>> BEGIN Extracted data

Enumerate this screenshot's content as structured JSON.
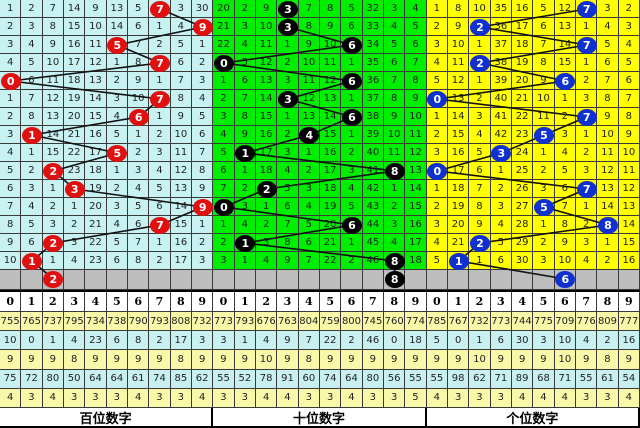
{
  "chart_data": {
    "type": "table",
    "columns": [
      "0",
      "1",
      "2",
      "3",
      "4",
      "5",
      "6",
      "7",
      "8",
      "9"
    ],
    "panels": [
      {
        "name": "百位数字",
        "bg": "#c8f2f2",
        "ball_color": "#e01010",
        "hits": [
          7,
          9,
          5,
          7,
          0,
          7,
          6,
          1,
          5,
          2,
          3,
          9,
          7,
          2,
          1
        ],
        "next": 2,
        "rows": [
          [
            1,
            2,
            7,
            14,
            9,
            13,
            5,
            7,
            3,
            30
          ],
          [
            2,
            3,
            8,
            15,
            10,
            14,
            6,
            1,
            4,
            9
          ],
          [
            3,
            4,
            9,
            16,
            11,
            5,
            7,
            2,
            5,
            1
          ],
          [
            4,
            5,
            10,
            17,
            12,
            1,
            8,
            7,
            6,
            2
          ],
          [
            0,
            6,
            11,
            18,
            13,
            2,
            9,
            1,
            7,
            3
          ],
          [
            1,
            7,
            12,
            19,
            14,
            3,
            10,
            7,
            8,
            4
          ],
          [
            2,
            8,
            13,
            20,
            15,
            4,
            6,
            1,
            9,
            5
          ],
          [
            3,
            1,
            14,
            21,
            16,
            5,
            1,
            2,
            10,
            6
          ],
          [
            4,
            1,
            15,
            22,
            17,
            5,
            2,
            3,
            11,
            7
          ],
          [
            5,
            2,
            2,
            23,
            18,
            1,
            3,
            4,
            12,
            8
          ],
          [
            6,
            3,
            1,
            3,
            19,
            2,
            4,
            5,
            13,
            9
          ],
          [
            7,
            4,
            2,
            1,
            20,
            3,
            5,
            6,
            14,
            9
          ],
          [
            8,
            5,
            3,
            2,
            21,
            4,
            6,
            7,
            15,
            1
          ],
          [
            9,
            6,
            2,
            3,
            22,
            5,
            7,
            1,
            16,
            2
          ],
          [
            10,
            1,
            1,
            4,
            23,
            6,
            8,
            2,
            17,
            3
          ]
        ],
        "stats": [
          [
            755,
            765,
            737,
            795,
            734,
            738,
            790,
            793,
            808,
            732
          ],
          [
            10,
            0,
            1,
            4,
            23,
            6,
            8,
            2,
            17,
            3
          ],
          [
            9,
            9,
            9,
            8,
            9,
            9,
            9,
            9,
            8,
            9
          ],
          [
            75,
            72,
            80,
            50,
            64,
            64,
            61,
            74,
            85,
            62
          ],
          [
            4,
            3,
            4,
            3,
            3,
            3,
            4,
            3,
            3,
            4
          ]
        ]
      },
      {
        "name": "十位数字",
        "bg": "#00ee00",
        "ball_color": "#000000",
        "hits": [
          3,
          3,
          6,
          0,
          6,
          3,
          6,
          4,
          1,
          8,
          2,
          0,
          6,
          1,
          8
        ],
        "next": 8,
        "rows": [
          [
            20,
            2,
            9,
            3,
            7,
            8,
            5,
            32,
            3,
            4
          ],
          [
            21,
            3,
            10,
            3,
            8,
            9,
            6,
            33,
            4,
            5
          ],
          [
            22,
            4,
            11,
            1,
            9,
            10,
            6,
            34,
            5,
            6
          ],
          [
            0,
            5,
            12,
            2,
            10,
            11,
            1,
            35,
            6,
            7
          ],
          [
            1,
            6,
            13,
            3,
            11,
            12,
            6,
            36,
            7,
            8
          ],
          [
            2,
            7,
            14,
            3,
            12,
            13,
            1,
            37,
            8,
            9
          ],
          [
            3,
            8,
            15,
            1,
            13,
            14,
            6,
            38,
            9,
            10
          ],
          [
            4,
            9,
            16,
            2,
            4,
            15,
            1,
            39,
            10,
            11
          ],
          [
            5,
            1,
            17,
            3,
            1,
            16,
            2,
            40,
            11,
            12
          ],
          [
            6,
            1,
            18,
            4,
            2,
            17,
            3,
            41,
            8,
            13
          ],
          [
            7,
            2,
            2,
            5,
            3,
            18,
            4,
            42,
            1,
            14
          ],
          [
            0,
            3,
            1,
            6,
            4,
            19,
            5,
            43,
            2,
            15
          ],
          [
            1,
            4,
            2,
            7,
            5,
            20,
            6,
            44,
            3,
            16
          ],
          [
            2,
            1,
            3,
            8,
            6,
            21,
            1,
            45,
            4,
            17
          ],
          [
            3,
            1,
            4,
            9,
            7,
            22,
            2,
            46,
            8,
            18
          ]
        ],
        "stats": [
          [
            773,
            793,
            676,
            763,
            804,
            759,
            800,
            745,
            760,
            774
          ],
          [
            3,
            1,
            4,
            9,
            7,
            22,
            2,
            46,
            0,
            18
          ],
          [
            9,
            9,
            10,
            9,
            8,
            9,
            9,
            9,
            9,
            9
          ],
          [
            55,
            52,
            78,
            91,
            60,
            74,
            64,
            80,
            56,
            55
          ],
          [
            3,
            3,
            4,
            4,
            3,
            3,
            4,
            3,
            3,
            5
          ]
        ]
      },
      {
        "name": "个位数字",
        "bg": "#ffff00",
        "ball_color": "#1030d0",
        "hits": [
          7,
          2,
          7,
          2,
          6,
          0,
          7,
          5,
          3,
          0,
          7,
          5,
          8,
          2,
          1
        ],
        "next": 6,
        "rows": [
          [
            1,
            8,
            10,
            35,
            16,
            5,
            12,
            7,
            3,
            2
          ],
          [
            2,
            9,
            2,
            36,
            17,
            6,
            13,
            1,
            4,
            3
          ],
          [
            3,
            10,
            1,
            37,
            18,
            7,
            14,
            7,
            5,
            4
          ],
          [
            4,
            11,
            2,
            38,
            19,
            8,
            15,
            1,
            6,
            5
          ],
          [
            5,
            12,
            1,
            39,
            20,
            9,
            6,
            2,
            7,
            6
          ],
          [
            0,
            13,
            2,
            40,
            21,
            10,
            1,
            3,
            8,
            7
          ],
          [
            1,
            14,
            3,
            41,
            22,
            11,
            2,
            7,
            9,
            8
          ],
          [
            2,
            15,
            4,
            42,
            23,
            5,
            3,
            1,
            10,
            9
          ],
          [
            3,
            16,
            5,
            3,
            24,
            1,
            4,
            2,
            11,
            10
          ],
          [
            0,
            17,
            6,
            1,
            25,
            2,
            5,
            3,
            12,
            11
          ],
          [
            1,
            18,
            7,
            2,
            26,
            3,
            6,
            7,
            13,
            12
          ],
          [
            2,
            19,
            8,
            3,
            27,
            5,
            7,
            1,
            14,
            13
          ],
          [
            3,
            20,
            9,
            4,
            28,
            1,
            8,
            2,
            8,
            14
          ],
          [
            4,
            21,
            2,
            5,
            29,
            2,
            9,
            3,
            1,
            15
          ],
          [
            5,
            1,
            1,
            6,
            30,
            3,
            10,
            4,
            2,
            16
          ]
        ],
        "stats": [
          [
            785,
            767,
            732,
            773,
            744,
            775,
            709,
            776,
            809,
            777
          ],
          [
            5,
            0,
            1,
            6,
            30,
            3,
            10,
            4,
            2,
            16
          ],
          [
            9,
            9,
            10,
            9,
            9,
            9,
            10,
            9,
            8,
            9
          ],
          [
            55,
            98,
            62,
            71,
            89,
            68,
            71,
            55,
            61,
            54
          ],
          [
            4,
            3,
            3,
            3,
            4,
            4,
            4,
            3,
            3,
            4
          ]
        ]
      }
    ],
    "stat_row_colors": [
      "#f8f8a8",
      "#c8f0f0",
      "#f8f8a8",
      "#c8f0f0",
      "#f8f8a8"
    ],
    "gray_row_color": "#bdbdbd"
  }
}
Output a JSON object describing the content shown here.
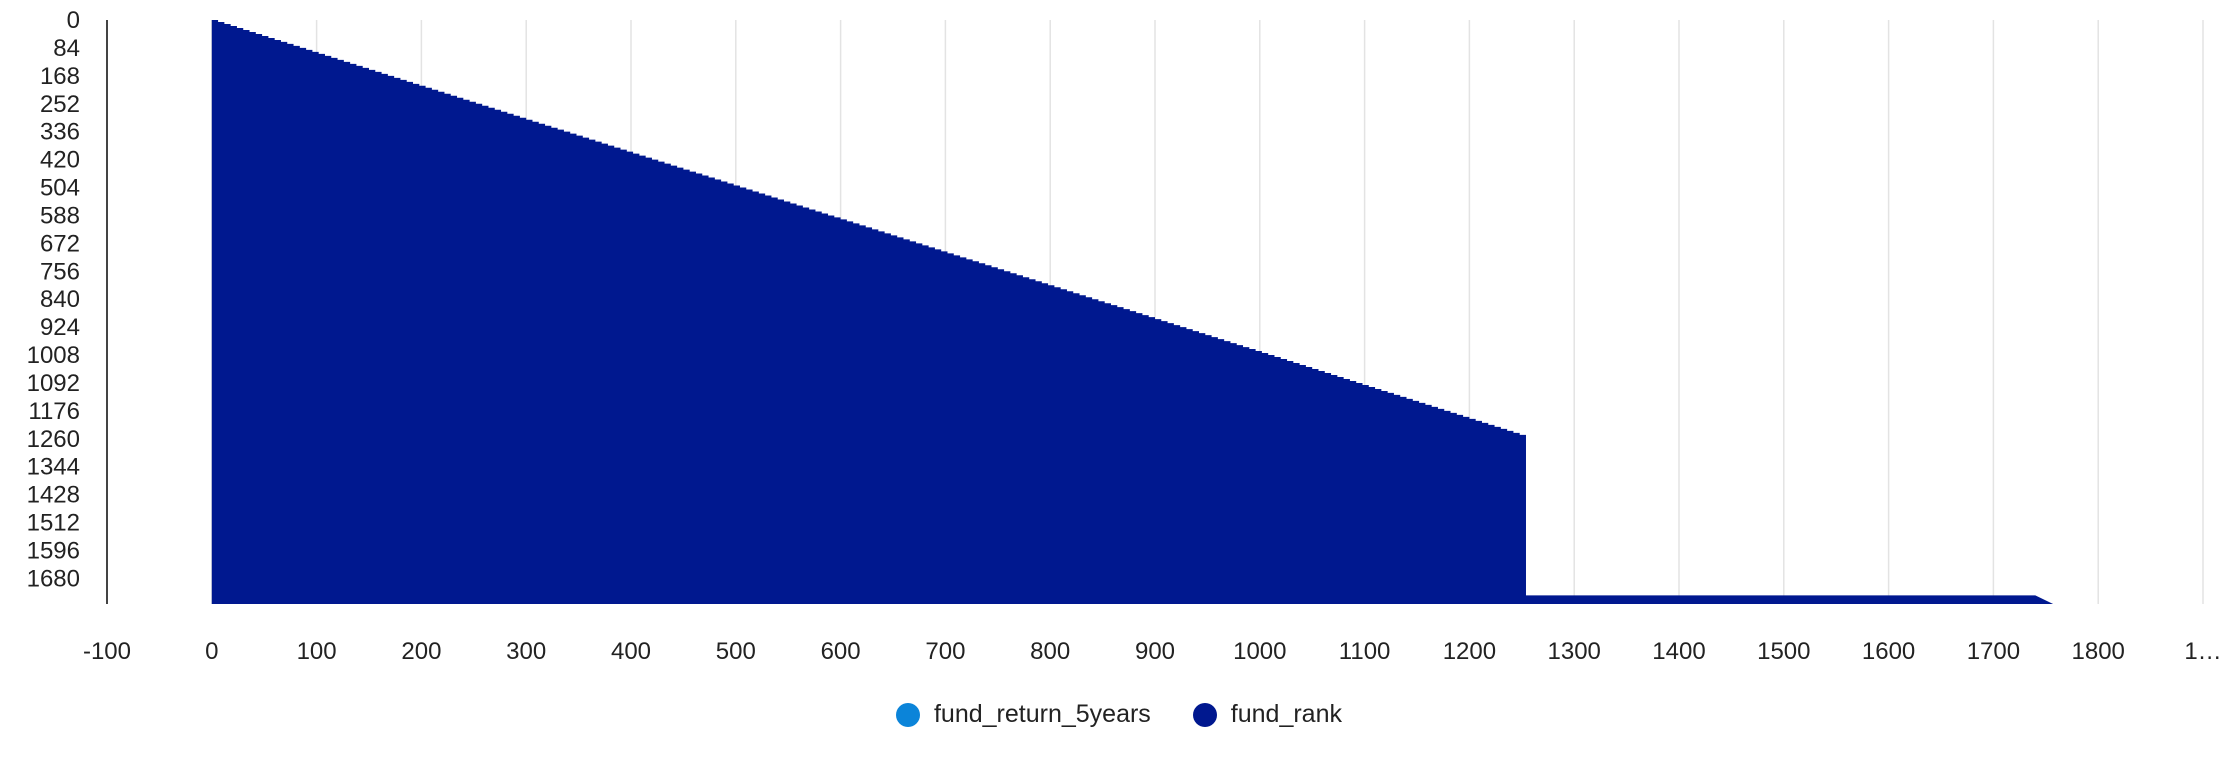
{
  "chart_data": {
    "type": "area",
    "title": "",
    "xlabel": "",
    "ylabel": "",
    "x_ticks": [
      "-100",
      "0",
      "100",
      "200",
      "300",
      "400",
      "500",
      "600",
      "700",
      "800",
      "900",
      "1000",
      "1100",
      "1200",
      "1300",
      "1400",
      "1500",
      "1600",
      "1700",
      "1800",
      "1…"
    ],
    "y_ticks": [
      "0",
      "84",
      "168",
      "252",
      "336",
      "420",
      "504",
      "588",
      "672",
      "756",
      "840",
      "924",
      "1008",
      "1092",
      "1176",
      "1260",
      "1344",
      "1428",
      "1512",
      "1596",
      "1680"
    ],
    "xlim": [
      -100,
      1900
    ],
    "ylim": [
      0,
      1757
    ],
    "y_inverted": true,
    "grid": "vertical",
    "legend_position": "bottom-center",
    "series": [
      {
        "name": "fund_return_5years",
        "color": "#0b84d9",
        "x": [],
        "y": []
      },
      {
        "name": "fund_rank",
        "color": "#00188f",
        "x": [
          0,
          1254,
          1254,
          1255,
          1740,
          1757
        ],
        "y": [
          0,
          1254,
          1731,
          1731,
          1731,
          1757
        ]
      }
    ]
  }
}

>> END Extracted data

Stated task: Extract, from the material above, each line holding the word "content".

Task result:
Enumerate this screenshot's content as structured JSON.
Output a JSON object describing the content shown here.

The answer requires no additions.